* _Records to process_:
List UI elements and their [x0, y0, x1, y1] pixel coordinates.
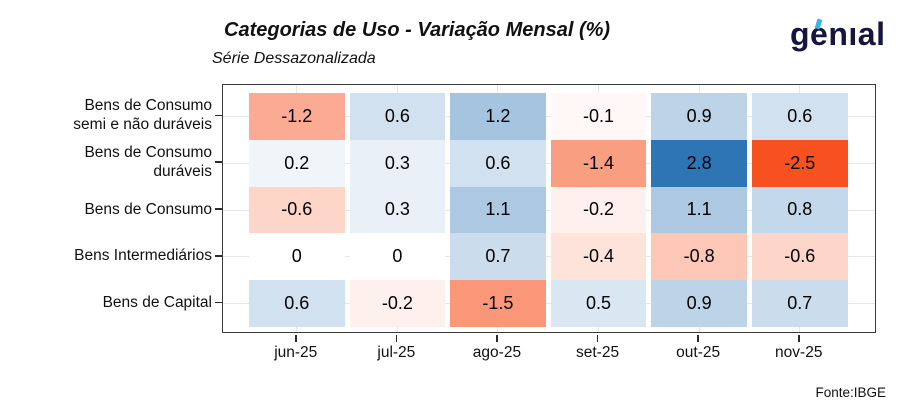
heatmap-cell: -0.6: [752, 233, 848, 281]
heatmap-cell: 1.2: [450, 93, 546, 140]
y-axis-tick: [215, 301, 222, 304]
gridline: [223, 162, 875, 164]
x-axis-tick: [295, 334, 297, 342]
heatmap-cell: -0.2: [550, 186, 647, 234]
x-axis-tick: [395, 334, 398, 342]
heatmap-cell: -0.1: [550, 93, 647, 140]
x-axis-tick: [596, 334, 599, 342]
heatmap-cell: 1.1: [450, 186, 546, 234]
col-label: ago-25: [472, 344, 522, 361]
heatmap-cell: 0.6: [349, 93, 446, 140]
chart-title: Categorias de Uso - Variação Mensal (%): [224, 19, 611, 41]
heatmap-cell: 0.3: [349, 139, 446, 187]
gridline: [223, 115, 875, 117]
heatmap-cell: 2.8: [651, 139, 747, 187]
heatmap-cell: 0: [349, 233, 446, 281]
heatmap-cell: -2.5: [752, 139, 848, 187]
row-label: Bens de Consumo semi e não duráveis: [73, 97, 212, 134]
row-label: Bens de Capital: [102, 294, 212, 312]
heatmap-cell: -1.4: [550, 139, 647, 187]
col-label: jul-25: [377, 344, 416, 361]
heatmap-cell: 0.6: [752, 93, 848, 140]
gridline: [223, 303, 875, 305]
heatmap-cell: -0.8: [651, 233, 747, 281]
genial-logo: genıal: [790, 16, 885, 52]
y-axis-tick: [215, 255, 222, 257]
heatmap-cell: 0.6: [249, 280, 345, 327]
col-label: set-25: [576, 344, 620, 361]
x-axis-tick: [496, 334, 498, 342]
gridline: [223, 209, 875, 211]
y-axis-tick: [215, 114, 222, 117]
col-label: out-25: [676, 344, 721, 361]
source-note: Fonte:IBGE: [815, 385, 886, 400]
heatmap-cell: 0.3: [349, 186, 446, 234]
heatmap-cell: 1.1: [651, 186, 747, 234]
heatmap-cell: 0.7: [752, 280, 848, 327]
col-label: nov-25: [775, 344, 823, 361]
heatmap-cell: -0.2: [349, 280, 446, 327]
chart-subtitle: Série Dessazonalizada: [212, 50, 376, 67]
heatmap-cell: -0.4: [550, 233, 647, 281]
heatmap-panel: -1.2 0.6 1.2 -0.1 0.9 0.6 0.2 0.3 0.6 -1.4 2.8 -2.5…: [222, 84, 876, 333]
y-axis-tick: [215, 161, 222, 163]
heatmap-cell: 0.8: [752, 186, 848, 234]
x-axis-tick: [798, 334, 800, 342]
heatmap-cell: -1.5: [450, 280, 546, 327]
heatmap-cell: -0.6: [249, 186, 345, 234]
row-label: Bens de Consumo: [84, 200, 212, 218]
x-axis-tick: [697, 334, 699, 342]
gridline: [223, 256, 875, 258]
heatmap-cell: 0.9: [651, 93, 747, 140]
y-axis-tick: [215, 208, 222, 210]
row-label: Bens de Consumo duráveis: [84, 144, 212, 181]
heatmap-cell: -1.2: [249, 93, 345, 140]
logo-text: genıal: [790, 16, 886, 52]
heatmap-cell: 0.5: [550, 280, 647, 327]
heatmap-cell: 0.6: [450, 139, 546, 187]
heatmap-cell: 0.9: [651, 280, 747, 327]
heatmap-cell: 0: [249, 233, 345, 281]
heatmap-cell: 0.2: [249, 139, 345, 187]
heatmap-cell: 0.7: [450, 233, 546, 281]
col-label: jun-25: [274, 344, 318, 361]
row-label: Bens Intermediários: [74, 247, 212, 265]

* _Requirements_: Rewrite only the lines from the one containing "heatmap-cell: -0.6: [752, 233, 848, 281]" through the one containing "heatmap-cell: -0.1: [550, 93, 647, 140]", inclusive, replacing "x-axis-tick" with "x-tick" and leaving everything else unchanged.

* _Result for this exercise_:
heatmap-cell: -0.6: [752, 233, 848, 281]
heatmap-cell: 1.2: [450, 93, 546, 140]
y-axis-tick: [215, 301, 222, 304]
gridline: [223, 162, 875, 164]
x-tick: [295, 334, 297, 342]
heatmap-cell: -0.2: [550, 186, 647, 234]
x-tick: [395, 334, 398, 342]
heatmap-cell: -0.1: [550, 93, 647, 140]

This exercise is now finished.